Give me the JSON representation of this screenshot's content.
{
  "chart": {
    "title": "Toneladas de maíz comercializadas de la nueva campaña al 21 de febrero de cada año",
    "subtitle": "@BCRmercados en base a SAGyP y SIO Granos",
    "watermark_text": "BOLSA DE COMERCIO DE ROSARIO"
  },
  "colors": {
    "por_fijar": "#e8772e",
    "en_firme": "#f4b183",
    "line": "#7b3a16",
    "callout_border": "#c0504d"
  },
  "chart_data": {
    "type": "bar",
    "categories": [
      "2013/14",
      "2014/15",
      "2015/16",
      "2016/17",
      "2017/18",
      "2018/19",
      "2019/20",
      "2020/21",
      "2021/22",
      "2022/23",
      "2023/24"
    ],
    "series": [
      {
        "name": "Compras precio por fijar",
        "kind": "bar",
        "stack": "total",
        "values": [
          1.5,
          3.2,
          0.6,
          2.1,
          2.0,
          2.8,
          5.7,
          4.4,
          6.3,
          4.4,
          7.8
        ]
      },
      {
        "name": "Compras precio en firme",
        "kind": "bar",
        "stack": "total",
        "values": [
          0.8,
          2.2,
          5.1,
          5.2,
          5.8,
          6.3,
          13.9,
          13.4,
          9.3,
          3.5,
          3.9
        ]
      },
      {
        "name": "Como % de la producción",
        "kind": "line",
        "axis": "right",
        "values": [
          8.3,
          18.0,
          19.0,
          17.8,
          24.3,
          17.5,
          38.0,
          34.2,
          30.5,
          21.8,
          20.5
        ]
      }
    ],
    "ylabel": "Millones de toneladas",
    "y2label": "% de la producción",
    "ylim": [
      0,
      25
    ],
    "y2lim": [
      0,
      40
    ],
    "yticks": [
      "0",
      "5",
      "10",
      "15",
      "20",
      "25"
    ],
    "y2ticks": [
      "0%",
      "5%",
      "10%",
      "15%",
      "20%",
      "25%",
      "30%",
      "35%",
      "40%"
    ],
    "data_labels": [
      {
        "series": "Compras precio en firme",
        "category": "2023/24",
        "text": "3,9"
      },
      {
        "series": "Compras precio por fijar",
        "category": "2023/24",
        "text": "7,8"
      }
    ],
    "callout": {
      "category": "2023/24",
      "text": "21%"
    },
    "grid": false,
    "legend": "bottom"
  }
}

━━━━━━━━━━━━━━━━

● **TASK DESCRIPTION**:
Once more, set down the full listing, verbatim.

● **ANSWER FOR THE TASK**:
Give me the JSON representation of this screenshot's content.
{
  "chart": {
    "title": "Toneladas de maíz comercializadas de la nueva campaña al 21 de febrero de cada año",
    "subtitle": "@BCRmercados en base a SAGyP y SIO Granos",
    "watermark_text": "BOLSA DE COMERCIO DE ROSARIO"
  },
  "colors": {
    "por_fijar": "#e8772e",
    "en_firme": "#f4b183",
    "line": "#7b3a16",
    "callout_border": "#c0504d"
  },
  "chart_data": {
    "type": "bar",
    "categories": [
      "2013/14",
      "2014/15",
      "2015/16",
      "2016/17",
      "2017/18",
      "2018/19",
      "2019/20",
      "2020/21",
      "2021/22",
      "2022/23",
      "2023/24"
    ],
    "series": [
      {
        "name": "Compras precio por fijar",
        "kind": "bar",
        "stack": "total",
        "values": [
          1.5,
          3.2,
          0.6,
          2.1,
          2.0,
          2.8,
          5.7,
          4.4,
          6.3,
          4.4,
          7.8
        ]
      },
      {
        "name": "Compras precio en firme",
        "kind": "bar",
        "stack": "total",
        "values": [
          0.8,
          2.2,
          5.1,
          5.2,
          5.8,
          6.3,
          13.9,
          13.4,
          9.3,
          3.5,
          3.9
        ]
      },
      {
        "name": "Como % de la producción",
        "kind": "line",
        "axis": "right",
        "values": [
          8.3,
          18.0,
          19.0,
          17.8,
          24.3,
          17.5,
          38.0,
          34.2,
          30.5,
          21.8,
          20.5
        ]
      }
    ],
    "ylabel": "Millones de toneladas",
    "y2label": "% de la producción",
    "ylim": [
      0,
      25
    ],
    "y2lim": [
      0,
      40
    ],
    "yticks": [
      "0",
      "5",
      "10",
      "15",
      "20",
      "25"
    ],
    "y2ticks": [
      "0%",
      "5%",
      "10%",
      "15%",
      "20%",
      "25%",
      "30%",
      "35%",
      "40%"
    ],
    "data_labels": [
      {
        "series": "Compras precio en firme",
        "category": "2023/24",
        "text": "3,9"
      },
      {
        "series": "Compras precio por fijar",
        "category": "2023/24",
        "text": "7,8"
      }
    ],
    "callout": {
      "category": "2023/24",
      "text": "21%"
    },
    "grid": false,
    "legend": "bottom"
  }
}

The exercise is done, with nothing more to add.